**What is asked**
Output every entry exactly, from the first line to the last.

-.-.-

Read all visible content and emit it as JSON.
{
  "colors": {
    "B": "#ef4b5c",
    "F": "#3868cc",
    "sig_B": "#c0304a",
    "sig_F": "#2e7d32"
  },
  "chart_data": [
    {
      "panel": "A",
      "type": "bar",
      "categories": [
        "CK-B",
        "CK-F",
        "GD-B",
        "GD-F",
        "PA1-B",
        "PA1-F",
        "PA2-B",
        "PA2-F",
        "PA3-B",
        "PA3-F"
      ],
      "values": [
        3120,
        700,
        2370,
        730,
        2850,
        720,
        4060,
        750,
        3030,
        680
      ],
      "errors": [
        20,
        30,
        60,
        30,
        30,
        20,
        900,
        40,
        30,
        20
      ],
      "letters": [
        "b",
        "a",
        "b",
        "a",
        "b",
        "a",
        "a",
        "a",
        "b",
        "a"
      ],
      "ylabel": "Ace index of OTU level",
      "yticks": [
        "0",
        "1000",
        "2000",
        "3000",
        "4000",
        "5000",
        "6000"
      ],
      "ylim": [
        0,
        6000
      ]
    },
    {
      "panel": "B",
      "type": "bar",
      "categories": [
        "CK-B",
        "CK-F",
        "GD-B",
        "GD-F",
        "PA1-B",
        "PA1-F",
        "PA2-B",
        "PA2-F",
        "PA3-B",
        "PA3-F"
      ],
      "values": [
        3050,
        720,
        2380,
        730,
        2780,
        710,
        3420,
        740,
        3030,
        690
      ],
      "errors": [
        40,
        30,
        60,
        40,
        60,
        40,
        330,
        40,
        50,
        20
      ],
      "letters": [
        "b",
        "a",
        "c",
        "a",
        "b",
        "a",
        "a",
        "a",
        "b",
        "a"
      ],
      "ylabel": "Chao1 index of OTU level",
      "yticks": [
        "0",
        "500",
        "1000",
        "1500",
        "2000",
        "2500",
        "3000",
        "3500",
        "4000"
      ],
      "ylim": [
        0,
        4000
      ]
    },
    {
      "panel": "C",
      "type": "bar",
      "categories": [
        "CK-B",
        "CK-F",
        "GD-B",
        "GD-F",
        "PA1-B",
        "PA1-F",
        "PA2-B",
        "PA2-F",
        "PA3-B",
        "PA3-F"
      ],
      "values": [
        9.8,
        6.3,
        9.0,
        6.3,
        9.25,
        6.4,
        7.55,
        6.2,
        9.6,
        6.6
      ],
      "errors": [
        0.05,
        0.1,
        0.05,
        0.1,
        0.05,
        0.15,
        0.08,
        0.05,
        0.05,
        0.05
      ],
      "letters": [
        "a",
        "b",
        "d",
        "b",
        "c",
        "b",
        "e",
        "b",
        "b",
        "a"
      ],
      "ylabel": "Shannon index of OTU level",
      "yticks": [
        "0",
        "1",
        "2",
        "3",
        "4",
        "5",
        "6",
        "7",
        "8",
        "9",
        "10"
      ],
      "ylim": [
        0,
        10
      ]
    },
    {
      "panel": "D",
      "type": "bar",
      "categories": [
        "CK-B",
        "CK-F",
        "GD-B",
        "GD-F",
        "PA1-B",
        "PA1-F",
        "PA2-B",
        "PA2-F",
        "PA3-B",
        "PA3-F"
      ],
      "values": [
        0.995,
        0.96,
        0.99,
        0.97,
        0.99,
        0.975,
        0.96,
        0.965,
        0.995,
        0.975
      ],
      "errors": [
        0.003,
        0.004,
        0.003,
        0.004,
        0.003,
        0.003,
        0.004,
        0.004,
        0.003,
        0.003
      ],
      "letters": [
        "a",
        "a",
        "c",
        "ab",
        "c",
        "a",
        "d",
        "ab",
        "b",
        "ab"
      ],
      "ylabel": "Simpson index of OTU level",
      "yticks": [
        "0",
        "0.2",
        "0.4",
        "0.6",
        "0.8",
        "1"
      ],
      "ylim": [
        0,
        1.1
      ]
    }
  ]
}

-.-.-

**Expected answer**
Read all visible content and emit it as JSON.
{
  "colors": {
    "B": "#ef4b5c",
    "F": "#3868cc",
    "sig_B": "#c0304a",
    "sig_F": "#2e7d32"
  },
  "chart_data": [
    {
      "panel": "A",
      "type": "bar",
      "categories": [
        "CK-B",
        "CK-F",
        "GD-B",
        "GD-F",
        "PA1-B",
        "PA1-F",
        "PA2-B",
        "PA2-F",
        "PA3-B",
        "PA3-F"
      ],
      "values": [
        3120,
        700,
        2370,
        730,
        2850,
        720,
        4060,
        750,
        3030,
        680
      ],
      "errors": [
        20,
        30,
        60,
        30,
        30,
        20,
        900,
        40,
        30,
        20
      ],
      "letters": [
        "b",
        "a",
        "b",
        "a",
        "b",
        "a",
        "a",
        "a",
        "b",
        "a"
      ],
      "ylabel": "Ace index of OTU level",
      "yticks": [
        "0",
        "1000",
        "2000",
        "3000",
        "4000",
        "5000",
        "6000"
      ],
      "ylim": [
        0,
        6000
      ]
    },
    {
      "panel": "B",
      "type": "bar",
      "categories": [
        "CK-B",
        "CK-F",
        "GD-B",
        "GD-F",
        "PA1-B",
        "PA1-F",
        "PA2-B",
        "PA2-F",
        "PA3-B",
        "PA3-F"
      ],
      "values": [
        3050,
        720,
        2380,
        730,
        2780,
        710,
        3420,
        740,
        3030,
        690
      ],
      "errors": [
        40,
        30,
        60,
        40,
        60,
        40,
        330,
        40,
        50,
        20
      ],
      "letters": [
        "b",
        "a",
        "c",
        "a",
        "b",
        "a",
        "a",
        "a",
        "b",
        "a"
      ],
      "ylabel": "Chao1 index of OTU level",
      "yticks": [
        "0",
        "500",
        "1000",
        "1500",
        "2000",
        "2500",
        "3000",
        "3500",
        "4000"
      ],
      "ylim": [
        0,
        4000
      ]
    },
    {
      "panel": "C",
      "type": "bar",
      "categories": [
        "CK-B",
        "CK-F",
        "GD-B",
        "GD-F",
        "PA1-B",
        "PA1-F",
        "PA2-B",
        "PA2-F",
        "PA3-B",
        "PA3-F"
      ],
      "values": [
        9.8,
        6.3,
        9.0,
        6.3,
        9.25,
        6.4,
        7.55,
        6.2,
        9.6,
        6.6
      ],
      "errors": [
        0.05,
        0.1,
        0.05,
        0.1,
        0.05,
        0.15,
        0.08,
        0.05,
        0.05,
        0.05
      ],
      "letters": [
        "a",
        "b",
        "d",
        "b",
        "c",
        "b",
        "e",
        "b",
        "b",
        "a"
      ],
      "ylabel": "Shannon index of OTU level",
      "yticks": [
        "0",
        "1",
        "2",
        "3",
        "4",
        "5",
        "6",
        "7",
        "8",
        "9",
        "10"
      ],
      "ylim": [
        0,
        10
      ]
    },
    {
      "panel": "D",
      "type": "bar",
      "categories": [
        "CK-B",
        "CK-F",
        "GD-B",
        "GD-F",
        "PA1-B",
        "PA1-F",
        "PA2-B",
        "PA2-F",
        "PA3-B",
        "PA3-F"
      ],
      "values": [
        0.995,
        0.96,
        0.99,
        0.97,
        0.99,
        0.975,
        0.96,
        0.965,
        0.995,
        0.975
      ],
      "errors": [
        0.003,
        0.004,
        0.003,
        0.004,
        0.003,
        0.003,
        0.004,
        0.004,
        0.003,
        0.003
      ],
      "letters": [
        "a",
        "a",
        "c",
        "ab",
        "c",
        "a",
        "d",
        "ab",
        "b",
        "ab"
      ],
      "ylabel": "Simpson index of OTU level",
      "yticks": [
        "0",
        "0.2",
        "0.4",
        "0.6",
        "0.8",
        "1"
      ],
      "ylim": [
        0,
        1.1
      ]
    }
  ]
}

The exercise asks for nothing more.